Saved entries:

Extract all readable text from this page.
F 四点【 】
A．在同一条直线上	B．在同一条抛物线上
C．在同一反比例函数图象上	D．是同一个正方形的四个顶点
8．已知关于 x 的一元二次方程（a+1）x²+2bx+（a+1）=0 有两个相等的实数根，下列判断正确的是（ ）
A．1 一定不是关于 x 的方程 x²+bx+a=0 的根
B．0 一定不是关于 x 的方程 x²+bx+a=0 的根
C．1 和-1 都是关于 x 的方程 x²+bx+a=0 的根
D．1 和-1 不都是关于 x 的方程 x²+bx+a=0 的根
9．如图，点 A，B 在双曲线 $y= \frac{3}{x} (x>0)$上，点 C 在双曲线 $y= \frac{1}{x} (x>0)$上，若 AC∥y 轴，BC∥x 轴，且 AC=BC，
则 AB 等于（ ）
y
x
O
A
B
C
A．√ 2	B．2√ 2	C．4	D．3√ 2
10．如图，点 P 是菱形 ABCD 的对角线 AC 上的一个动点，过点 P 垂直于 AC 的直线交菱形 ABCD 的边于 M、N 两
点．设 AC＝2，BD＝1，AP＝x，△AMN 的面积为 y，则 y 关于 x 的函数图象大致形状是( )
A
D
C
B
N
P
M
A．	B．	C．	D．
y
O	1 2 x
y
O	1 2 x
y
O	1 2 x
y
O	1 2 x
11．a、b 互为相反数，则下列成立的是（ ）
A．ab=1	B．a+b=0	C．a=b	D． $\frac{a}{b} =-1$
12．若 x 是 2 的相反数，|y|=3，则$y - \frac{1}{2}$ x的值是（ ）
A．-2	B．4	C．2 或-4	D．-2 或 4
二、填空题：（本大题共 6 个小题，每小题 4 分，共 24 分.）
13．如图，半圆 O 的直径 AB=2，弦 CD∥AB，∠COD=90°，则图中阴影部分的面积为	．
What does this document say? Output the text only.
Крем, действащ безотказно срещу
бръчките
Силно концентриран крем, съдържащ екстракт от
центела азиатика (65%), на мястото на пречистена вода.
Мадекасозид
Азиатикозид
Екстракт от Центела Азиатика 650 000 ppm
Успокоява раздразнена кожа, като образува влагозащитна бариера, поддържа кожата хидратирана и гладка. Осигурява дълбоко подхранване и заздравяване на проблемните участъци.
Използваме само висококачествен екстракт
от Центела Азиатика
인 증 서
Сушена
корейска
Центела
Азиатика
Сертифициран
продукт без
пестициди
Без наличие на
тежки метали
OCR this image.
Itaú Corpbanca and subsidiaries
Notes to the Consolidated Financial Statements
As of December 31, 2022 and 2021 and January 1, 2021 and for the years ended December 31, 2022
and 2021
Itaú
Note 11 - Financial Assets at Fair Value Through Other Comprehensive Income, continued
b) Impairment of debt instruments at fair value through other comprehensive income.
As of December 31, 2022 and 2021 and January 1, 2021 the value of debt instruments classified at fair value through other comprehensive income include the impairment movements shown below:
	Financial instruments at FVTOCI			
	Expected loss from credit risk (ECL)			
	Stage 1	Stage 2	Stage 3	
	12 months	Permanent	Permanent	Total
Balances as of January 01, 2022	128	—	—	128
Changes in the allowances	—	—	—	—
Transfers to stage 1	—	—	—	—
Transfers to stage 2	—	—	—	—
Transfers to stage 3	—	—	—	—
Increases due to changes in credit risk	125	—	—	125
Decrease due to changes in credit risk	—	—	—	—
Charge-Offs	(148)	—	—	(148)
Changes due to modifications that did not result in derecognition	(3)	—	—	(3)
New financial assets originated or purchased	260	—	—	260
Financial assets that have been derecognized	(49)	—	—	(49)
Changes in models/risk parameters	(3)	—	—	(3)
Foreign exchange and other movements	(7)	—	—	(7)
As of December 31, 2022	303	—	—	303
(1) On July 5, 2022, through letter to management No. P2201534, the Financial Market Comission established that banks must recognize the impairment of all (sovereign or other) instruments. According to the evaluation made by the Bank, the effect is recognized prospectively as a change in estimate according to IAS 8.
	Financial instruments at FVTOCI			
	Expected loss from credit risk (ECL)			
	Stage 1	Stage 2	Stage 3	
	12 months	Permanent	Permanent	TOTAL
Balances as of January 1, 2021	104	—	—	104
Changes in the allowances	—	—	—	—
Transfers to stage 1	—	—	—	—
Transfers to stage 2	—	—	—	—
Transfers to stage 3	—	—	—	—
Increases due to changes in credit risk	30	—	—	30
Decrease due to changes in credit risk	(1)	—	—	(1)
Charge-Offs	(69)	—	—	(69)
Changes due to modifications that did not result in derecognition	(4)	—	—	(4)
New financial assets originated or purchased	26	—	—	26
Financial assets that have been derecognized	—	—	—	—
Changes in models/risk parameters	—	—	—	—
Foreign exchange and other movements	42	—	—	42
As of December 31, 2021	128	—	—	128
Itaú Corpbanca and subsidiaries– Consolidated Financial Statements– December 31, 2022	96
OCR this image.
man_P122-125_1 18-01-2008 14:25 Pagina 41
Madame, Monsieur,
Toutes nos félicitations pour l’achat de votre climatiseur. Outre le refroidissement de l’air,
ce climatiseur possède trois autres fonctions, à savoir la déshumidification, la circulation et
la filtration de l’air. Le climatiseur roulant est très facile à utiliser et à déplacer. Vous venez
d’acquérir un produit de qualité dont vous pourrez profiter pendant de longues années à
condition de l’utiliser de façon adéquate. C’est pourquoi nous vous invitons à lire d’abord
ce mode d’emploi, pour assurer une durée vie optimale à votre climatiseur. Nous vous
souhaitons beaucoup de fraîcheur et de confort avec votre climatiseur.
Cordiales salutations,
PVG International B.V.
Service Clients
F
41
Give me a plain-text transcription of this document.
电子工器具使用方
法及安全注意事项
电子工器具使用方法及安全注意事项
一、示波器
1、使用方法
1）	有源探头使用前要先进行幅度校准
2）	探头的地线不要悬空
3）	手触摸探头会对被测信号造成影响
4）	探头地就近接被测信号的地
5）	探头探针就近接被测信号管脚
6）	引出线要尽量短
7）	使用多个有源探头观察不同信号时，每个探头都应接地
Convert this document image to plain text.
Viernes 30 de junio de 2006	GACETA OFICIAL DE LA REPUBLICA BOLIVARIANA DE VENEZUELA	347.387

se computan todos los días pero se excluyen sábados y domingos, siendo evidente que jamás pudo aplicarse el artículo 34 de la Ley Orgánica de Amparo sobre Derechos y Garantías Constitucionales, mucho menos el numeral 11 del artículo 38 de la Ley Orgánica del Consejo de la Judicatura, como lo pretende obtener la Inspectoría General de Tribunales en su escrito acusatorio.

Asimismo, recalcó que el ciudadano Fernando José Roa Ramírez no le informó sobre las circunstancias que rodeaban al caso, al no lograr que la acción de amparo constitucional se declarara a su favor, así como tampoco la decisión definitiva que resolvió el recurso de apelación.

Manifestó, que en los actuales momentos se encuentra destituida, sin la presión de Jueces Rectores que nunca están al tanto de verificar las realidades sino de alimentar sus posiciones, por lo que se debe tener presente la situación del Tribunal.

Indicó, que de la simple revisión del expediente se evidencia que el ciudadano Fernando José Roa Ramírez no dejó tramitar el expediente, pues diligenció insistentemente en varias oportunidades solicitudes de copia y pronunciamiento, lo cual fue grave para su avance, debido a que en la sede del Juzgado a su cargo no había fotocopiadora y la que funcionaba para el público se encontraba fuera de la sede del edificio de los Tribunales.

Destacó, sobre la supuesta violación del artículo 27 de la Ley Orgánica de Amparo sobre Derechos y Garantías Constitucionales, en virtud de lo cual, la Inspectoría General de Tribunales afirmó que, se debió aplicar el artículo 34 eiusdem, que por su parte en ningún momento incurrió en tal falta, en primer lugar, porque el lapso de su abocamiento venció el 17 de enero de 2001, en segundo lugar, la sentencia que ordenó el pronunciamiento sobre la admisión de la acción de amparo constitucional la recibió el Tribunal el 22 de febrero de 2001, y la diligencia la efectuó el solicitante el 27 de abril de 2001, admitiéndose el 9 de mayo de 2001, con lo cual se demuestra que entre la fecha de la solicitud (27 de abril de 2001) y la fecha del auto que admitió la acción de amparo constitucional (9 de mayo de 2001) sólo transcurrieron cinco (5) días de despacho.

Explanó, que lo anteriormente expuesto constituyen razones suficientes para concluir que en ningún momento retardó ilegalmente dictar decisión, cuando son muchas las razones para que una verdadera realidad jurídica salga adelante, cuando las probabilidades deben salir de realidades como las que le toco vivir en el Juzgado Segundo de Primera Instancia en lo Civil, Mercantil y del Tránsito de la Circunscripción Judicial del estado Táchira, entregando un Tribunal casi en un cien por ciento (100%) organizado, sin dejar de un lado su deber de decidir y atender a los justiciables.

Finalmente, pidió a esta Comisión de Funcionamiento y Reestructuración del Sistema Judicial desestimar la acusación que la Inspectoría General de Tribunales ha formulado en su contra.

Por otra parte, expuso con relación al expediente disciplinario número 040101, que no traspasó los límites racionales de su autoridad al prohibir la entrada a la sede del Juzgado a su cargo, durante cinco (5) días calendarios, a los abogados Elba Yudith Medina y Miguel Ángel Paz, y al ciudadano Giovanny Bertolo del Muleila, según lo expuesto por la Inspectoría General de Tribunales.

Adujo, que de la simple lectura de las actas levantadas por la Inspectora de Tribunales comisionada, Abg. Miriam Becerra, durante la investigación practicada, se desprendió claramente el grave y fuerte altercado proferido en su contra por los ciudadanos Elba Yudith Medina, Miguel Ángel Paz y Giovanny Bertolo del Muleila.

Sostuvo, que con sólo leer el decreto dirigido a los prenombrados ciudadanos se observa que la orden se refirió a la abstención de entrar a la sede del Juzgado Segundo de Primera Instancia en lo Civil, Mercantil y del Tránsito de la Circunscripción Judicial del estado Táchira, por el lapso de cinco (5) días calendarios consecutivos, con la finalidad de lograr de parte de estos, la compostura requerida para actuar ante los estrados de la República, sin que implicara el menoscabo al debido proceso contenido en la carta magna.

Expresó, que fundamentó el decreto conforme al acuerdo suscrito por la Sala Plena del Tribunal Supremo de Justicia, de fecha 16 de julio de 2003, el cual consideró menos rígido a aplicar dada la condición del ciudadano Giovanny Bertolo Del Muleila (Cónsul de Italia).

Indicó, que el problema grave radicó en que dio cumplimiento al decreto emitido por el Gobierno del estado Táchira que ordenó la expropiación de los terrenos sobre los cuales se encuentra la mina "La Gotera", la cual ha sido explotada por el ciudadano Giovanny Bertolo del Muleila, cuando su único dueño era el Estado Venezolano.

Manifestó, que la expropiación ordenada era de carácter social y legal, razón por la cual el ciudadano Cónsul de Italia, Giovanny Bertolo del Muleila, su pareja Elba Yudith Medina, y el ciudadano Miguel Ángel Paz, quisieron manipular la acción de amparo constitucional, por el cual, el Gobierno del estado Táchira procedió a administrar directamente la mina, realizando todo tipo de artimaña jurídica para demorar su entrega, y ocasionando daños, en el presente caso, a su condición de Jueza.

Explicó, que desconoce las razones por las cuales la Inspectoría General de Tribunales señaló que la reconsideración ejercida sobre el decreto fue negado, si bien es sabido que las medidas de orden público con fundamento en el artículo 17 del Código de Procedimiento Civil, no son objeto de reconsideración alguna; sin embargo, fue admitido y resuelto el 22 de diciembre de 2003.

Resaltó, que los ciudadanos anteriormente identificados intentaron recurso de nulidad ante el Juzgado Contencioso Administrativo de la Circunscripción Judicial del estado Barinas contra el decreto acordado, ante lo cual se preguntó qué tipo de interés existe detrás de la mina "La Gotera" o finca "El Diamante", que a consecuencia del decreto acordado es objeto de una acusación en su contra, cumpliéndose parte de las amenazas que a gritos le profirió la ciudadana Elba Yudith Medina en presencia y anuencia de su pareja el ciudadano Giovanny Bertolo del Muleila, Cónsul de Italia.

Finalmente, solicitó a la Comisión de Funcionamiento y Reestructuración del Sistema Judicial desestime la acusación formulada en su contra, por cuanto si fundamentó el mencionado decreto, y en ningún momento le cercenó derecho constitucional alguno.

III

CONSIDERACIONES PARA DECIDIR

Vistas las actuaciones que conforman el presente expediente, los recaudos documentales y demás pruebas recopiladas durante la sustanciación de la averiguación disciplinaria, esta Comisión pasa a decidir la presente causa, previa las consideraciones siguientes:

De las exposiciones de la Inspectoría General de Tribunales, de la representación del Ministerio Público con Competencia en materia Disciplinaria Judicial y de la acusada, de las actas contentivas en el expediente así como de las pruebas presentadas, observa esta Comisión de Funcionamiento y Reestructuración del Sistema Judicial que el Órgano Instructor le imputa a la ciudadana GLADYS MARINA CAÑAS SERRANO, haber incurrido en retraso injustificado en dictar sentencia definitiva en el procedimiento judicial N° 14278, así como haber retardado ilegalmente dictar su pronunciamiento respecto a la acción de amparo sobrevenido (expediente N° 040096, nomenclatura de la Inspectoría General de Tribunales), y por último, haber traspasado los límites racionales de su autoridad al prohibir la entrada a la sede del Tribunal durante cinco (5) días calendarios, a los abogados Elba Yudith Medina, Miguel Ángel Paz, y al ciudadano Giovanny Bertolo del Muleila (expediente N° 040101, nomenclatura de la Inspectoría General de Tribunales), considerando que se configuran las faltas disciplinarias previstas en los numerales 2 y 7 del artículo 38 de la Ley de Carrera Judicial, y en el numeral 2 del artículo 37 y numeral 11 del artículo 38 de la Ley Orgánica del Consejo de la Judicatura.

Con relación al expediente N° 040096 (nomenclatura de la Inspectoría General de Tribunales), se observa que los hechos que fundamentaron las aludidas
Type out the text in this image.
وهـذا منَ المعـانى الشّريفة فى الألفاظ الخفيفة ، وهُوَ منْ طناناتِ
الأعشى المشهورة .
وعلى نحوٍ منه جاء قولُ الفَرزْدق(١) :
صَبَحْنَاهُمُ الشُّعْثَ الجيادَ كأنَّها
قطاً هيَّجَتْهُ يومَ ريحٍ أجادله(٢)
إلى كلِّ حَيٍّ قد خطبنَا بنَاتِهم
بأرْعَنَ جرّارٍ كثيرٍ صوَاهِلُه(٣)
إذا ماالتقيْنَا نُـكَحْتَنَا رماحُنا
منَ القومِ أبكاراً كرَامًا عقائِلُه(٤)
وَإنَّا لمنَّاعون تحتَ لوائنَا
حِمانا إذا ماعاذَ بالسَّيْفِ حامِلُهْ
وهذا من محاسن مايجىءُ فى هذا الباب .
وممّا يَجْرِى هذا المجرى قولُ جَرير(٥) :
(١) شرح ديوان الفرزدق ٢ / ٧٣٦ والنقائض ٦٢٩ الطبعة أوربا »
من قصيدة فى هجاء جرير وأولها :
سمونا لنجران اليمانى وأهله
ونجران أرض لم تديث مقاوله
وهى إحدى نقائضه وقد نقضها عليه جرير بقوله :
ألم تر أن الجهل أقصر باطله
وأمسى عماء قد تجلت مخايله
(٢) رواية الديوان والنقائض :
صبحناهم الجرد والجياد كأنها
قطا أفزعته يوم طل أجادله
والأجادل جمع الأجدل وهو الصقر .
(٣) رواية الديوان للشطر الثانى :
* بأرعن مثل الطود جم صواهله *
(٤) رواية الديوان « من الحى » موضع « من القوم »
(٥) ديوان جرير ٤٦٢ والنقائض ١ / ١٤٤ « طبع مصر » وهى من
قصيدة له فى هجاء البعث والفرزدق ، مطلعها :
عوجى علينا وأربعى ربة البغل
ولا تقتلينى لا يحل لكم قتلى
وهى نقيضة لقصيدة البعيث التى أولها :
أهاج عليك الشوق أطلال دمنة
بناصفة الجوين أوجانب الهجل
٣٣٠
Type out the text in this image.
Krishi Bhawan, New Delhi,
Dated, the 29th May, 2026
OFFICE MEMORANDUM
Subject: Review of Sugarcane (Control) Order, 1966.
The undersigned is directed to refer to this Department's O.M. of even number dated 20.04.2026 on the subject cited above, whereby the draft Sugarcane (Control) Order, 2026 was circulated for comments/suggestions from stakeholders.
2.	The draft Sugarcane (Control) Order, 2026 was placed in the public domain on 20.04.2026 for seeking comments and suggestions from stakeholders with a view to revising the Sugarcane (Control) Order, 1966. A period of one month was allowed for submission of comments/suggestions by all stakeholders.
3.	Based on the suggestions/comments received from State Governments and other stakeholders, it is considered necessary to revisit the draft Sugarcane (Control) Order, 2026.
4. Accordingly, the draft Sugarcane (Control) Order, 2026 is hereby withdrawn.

_WHAT IS NEEDED_
Gather up the lines containing the word "climatiseur" from these records and copy them.

_RESULT BELOW_
Toutes nos félicitations pour l’achat de votre climatiseur. Outre le refroidissement de l’air,
ce climatiseur possède trois autres fonctions, à savoir la déshumidification, la circulation et
la filtration de l’air. Le climatiseur roulant est très facile à utiliser et à déplacer. Vous venez
ce mode d’emploi, pour assurer une durée vie optimale à votre climatiseur. Nous vous
souhaitons beaucoup de fraîcheur et de confort avec votre climatiseur.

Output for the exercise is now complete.